# Instruction
Return every line of the data below unchanged, character for character.

# Box coordinate listings
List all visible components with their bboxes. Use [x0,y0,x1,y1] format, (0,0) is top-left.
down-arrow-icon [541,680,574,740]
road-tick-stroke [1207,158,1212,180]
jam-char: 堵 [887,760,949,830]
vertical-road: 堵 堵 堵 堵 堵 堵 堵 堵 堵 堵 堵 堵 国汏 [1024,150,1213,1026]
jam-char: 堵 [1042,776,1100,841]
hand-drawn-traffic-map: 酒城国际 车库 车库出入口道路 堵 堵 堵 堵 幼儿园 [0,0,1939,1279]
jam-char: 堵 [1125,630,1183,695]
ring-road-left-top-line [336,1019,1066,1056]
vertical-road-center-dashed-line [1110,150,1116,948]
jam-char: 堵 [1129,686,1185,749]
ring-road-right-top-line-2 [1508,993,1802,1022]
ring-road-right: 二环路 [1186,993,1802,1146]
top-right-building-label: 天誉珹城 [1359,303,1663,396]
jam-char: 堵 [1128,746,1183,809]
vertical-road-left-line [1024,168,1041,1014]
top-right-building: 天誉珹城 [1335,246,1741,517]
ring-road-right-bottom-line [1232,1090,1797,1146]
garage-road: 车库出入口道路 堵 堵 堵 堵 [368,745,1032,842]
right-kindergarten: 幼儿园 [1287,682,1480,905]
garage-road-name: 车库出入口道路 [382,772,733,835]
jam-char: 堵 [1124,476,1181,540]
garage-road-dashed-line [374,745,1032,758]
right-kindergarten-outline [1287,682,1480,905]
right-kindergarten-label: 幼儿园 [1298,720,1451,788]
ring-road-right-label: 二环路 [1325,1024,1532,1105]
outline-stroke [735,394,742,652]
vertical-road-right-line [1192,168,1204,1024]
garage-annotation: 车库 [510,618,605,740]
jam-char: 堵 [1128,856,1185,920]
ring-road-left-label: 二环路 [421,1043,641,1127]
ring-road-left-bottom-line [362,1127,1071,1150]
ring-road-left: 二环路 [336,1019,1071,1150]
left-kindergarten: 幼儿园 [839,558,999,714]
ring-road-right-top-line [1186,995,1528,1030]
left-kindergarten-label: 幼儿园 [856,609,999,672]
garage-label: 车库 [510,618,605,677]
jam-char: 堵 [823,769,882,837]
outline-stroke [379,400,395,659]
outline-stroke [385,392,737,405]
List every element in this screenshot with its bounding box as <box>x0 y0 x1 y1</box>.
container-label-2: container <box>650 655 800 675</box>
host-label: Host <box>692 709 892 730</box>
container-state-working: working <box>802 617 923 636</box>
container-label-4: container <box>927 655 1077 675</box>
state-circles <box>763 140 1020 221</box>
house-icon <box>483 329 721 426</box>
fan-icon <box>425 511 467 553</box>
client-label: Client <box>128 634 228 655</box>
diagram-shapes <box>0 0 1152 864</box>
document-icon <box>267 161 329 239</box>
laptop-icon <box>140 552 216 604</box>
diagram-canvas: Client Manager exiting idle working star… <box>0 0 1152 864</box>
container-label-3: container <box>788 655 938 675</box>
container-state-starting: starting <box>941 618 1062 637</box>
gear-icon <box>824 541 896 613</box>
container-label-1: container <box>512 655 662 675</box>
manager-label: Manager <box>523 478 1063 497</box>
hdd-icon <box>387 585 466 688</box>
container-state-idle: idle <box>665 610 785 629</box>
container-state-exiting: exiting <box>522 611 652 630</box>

# The solution
List all visible components with their bboxes. Use [x0,y0,x1,y1] format, (0,0) is top-left.
down-arrow-icon [541,680,574,740]
road-tick-stroke [1207,158,1212,180]
jam-char: 堵 [887,760,949,830]
vertical-road: 堵 堵 堵 堵 堵 堵 堵 堵 堵 堵 堵 堵 国汏 [1024,150,1213,1026]
jam-char: 堵 [1042,776,1100,841]
hand-drawn-traffic-map: 酒城国际 车库 车库出入口道路 堵 堵 堵 堵 幼儿园 [0,0,1939,1279]
jam-char: 堵 [1125,630,1183,695]
ring-road-left-top-line [336,1019,1066,1056]
vertical-road-center-dashed-line [1110,150,1116,948]
jam-char: 堵 [1129,686,1185,749]
ring-road-right-top-line-2 [1508,993,1802,1022]
ring-road-right: 二环路 [1186,993,1802,1146]
top-right-building-label: 天誉珹城 [1359,303,1663,396]
jam-char: 堵 [1128,746,1183,809]
vertical-road-left-line [1024,168,1041,1014]
top-right-building: 天誉珹城 [1335,246,1741,517]
ring-road-right-bottom-line [1232,1090,1797,1146]
garage-road: 车库出入口道路 堵 堵 堵 堵 [368,745,1032,842]
right-kindergarten: 幼儿园 [1287,682,1480,905]
garage-road-name: 车库出入口道路 [382,772,733,835]
jam-char: 堵 [1124,476,1181,540]
garage-road-dashed-line [374,745,1032,758]
right-kindergarten-outline [1287,682,1480,905]
right-kindergarten-label: 幼儿园 [1298,720,1451,788]
ring-road-right-label: 二环路 [1325,1024,1532,1105]
outline-stroke [735,394,742,652]
vertical-road-right-line [1192,168,1204,1024]
garage-annotation: 车库 [510,618,605,740]
jam-char: 堵 [1128,856,1185,920]
ring-road-left-label: 二环路 [421,1043,641,1127]
ring-road-left-bottom-line [362,1127,1071,1150]
ring-road-left: 二环路 [336,1019,1071,1150]
left-kindergarten: 幼儿园 [839,558,999,714]
ring-road-right-top-line [1186,995,1528,1030]
left-kindergarten-label: 幼儿园 [856,609,999,672]
garage-label: 车库 [510,618,605,677]
jam-char: 堵 [823,769,882,837]
outline-stroke [379,400,395,659]
outline-stroke [385,392,737,405]
List every element in this screenshot with its bounding box as <box>x0 y0 x1 y1</box>.
container-label-2: container <box>650 655 800 675</box>
host-label: Host <box>692 709 892 730</box>
container-state-working: working <box>802 617 923 636</box>
container-label-4: container <box>927 655 1077 675</box>
state-circles <box>763 140 1020 221</box>
house-icon <box>483 329 721 426</box>
fan-icon <box>425 511 467 553</box>
client-label: Client <box>128 634 228 655</box>
diagram-shapes <box>0 0 1152 864</box>
document-icon <box>267 161 329 239</box>
laptop-icon <box>140 552 216 604</box>
diagram-canvas: Client Manager exiting idle working star… <box>0 0 1152 864</box>
container-label-3: container <box>788 655 938 675</box>
container-state-starting: starting <box>941 618 1062 637</box>
gear-icon <box>824 541 896 613</box>
container-label-1: container <box>512 655 662 675</box>
manager-label: Manager <box>523 478 1063 497</box>
hdd-icon <box>387 585 466 688</box>
container-state-idle: idle <box>665 610 785 629</box>
container-state-exiting: exiting <box>522 611 652 630</box>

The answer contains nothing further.